— Begin Records —

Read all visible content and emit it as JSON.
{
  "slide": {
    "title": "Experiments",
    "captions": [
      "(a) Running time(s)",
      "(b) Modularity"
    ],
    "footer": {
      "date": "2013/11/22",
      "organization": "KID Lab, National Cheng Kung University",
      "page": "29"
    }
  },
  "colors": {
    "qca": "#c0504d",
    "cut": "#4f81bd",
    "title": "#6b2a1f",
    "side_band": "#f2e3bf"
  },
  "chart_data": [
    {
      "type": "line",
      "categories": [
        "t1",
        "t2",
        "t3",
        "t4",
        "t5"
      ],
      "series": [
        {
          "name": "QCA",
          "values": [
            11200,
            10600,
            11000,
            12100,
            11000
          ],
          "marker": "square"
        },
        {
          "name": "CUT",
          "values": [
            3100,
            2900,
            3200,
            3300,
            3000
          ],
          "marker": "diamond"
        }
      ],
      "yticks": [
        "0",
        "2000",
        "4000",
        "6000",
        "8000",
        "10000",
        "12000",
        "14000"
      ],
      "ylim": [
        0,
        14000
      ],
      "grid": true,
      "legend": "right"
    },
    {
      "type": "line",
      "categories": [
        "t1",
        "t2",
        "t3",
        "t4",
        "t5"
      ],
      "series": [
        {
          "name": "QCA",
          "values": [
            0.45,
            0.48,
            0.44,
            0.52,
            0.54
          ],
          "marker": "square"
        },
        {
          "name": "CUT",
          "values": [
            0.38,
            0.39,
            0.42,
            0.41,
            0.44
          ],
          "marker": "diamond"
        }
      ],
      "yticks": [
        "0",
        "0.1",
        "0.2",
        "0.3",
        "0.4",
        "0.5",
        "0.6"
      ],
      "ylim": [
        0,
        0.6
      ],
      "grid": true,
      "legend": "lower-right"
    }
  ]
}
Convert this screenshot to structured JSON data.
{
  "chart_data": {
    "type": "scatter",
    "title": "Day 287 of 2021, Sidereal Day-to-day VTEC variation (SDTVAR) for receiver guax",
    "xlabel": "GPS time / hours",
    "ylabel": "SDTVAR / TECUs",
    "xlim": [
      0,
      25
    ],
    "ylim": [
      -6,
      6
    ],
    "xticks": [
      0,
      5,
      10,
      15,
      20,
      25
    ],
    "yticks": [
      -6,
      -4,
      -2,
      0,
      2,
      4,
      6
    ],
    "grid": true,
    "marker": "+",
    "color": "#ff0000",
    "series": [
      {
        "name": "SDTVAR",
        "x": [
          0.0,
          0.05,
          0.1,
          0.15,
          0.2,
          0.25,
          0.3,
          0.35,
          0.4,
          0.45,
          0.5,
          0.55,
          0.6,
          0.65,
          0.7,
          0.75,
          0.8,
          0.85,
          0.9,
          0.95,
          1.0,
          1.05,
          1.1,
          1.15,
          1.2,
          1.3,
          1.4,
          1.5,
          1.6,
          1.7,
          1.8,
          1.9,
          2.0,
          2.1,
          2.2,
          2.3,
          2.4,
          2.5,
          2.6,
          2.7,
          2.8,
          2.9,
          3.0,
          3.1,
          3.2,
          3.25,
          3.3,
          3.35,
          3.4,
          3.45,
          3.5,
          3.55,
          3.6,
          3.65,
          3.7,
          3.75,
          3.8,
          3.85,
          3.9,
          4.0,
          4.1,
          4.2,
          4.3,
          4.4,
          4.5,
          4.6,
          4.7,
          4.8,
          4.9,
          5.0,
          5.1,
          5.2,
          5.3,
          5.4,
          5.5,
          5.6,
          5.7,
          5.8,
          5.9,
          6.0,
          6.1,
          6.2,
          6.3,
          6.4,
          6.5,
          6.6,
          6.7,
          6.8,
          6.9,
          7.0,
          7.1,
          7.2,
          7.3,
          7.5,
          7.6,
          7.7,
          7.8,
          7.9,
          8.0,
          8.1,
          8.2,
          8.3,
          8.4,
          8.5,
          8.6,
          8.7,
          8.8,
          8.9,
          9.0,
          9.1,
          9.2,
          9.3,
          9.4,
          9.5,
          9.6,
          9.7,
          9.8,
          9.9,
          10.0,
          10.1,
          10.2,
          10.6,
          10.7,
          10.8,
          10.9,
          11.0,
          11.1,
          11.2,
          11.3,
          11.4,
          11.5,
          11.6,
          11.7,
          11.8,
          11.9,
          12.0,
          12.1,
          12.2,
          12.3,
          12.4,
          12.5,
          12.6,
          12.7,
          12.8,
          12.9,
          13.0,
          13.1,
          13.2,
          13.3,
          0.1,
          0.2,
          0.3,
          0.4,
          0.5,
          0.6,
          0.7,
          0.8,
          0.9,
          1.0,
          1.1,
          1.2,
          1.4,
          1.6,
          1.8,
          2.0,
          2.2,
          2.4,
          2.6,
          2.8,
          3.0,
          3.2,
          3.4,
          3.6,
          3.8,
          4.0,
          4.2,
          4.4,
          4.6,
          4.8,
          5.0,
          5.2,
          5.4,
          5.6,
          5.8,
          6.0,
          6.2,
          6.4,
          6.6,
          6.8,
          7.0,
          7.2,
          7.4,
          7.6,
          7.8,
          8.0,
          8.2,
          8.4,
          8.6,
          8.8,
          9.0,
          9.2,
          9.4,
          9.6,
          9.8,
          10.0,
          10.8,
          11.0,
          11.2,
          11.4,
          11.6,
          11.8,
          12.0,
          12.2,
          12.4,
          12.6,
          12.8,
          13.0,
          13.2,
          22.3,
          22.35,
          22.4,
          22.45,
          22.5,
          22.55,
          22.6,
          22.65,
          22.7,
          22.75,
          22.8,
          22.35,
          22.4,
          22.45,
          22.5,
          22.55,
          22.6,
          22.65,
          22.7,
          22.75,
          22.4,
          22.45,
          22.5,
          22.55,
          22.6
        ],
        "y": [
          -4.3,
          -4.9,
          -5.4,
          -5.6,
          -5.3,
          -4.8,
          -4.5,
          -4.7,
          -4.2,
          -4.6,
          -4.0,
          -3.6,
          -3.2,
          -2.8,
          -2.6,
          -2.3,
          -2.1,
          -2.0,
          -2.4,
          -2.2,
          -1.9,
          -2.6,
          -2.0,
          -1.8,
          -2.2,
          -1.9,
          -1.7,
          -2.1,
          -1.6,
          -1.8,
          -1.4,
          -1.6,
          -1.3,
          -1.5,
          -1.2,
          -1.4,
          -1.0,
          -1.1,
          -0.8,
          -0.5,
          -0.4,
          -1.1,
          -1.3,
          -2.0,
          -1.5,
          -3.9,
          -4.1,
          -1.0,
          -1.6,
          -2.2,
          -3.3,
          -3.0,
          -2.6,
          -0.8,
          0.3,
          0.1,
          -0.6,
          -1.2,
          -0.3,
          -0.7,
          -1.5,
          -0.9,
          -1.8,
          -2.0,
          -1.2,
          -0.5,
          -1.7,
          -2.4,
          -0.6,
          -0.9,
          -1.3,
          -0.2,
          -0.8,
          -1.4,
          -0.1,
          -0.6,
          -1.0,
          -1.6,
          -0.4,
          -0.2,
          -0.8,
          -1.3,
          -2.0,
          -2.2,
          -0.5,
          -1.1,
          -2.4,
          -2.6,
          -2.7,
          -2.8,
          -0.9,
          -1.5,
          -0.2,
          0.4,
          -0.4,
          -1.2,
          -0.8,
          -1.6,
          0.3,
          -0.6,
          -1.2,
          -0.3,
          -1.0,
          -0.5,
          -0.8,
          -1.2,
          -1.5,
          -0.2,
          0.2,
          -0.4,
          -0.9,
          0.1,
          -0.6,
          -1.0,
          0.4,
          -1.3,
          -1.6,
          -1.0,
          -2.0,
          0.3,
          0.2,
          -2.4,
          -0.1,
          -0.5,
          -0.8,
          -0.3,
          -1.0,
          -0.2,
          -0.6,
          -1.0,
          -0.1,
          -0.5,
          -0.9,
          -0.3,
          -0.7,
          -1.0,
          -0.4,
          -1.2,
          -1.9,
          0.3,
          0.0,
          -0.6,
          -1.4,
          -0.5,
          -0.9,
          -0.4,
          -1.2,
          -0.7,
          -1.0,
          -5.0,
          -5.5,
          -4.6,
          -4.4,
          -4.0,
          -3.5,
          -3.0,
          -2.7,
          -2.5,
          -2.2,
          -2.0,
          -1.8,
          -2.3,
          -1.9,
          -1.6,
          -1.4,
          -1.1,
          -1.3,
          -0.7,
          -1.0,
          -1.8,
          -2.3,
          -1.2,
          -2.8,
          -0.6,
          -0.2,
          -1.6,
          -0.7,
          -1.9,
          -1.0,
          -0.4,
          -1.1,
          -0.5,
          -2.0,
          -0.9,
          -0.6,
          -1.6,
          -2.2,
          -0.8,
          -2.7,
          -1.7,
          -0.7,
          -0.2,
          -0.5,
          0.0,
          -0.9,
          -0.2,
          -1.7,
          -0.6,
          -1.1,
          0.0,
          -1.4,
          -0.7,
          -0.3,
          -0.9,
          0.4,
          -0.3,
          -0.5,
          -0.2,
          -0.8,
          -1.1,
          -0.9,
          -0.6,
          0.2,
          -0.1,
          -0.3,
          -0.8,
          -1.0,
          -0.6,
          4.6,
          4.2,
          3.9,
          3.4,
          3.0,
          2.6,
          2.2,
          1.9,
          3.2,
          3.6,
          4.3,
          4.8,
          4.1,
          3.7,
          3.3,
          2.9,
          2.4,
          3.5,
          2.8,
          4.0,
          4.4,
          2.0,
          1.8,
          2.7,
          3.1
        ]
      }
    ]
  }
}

— End Records —

• [Stated exercise]: Collect the lines that hold "title".

• [The answer]:
    "title": "Experiments",
    "title": "#6b2a1f",
    "title": "Day 287 of 2021, Sidereal Day-to-day VTEC variation (SDTVAR) for receiver guax",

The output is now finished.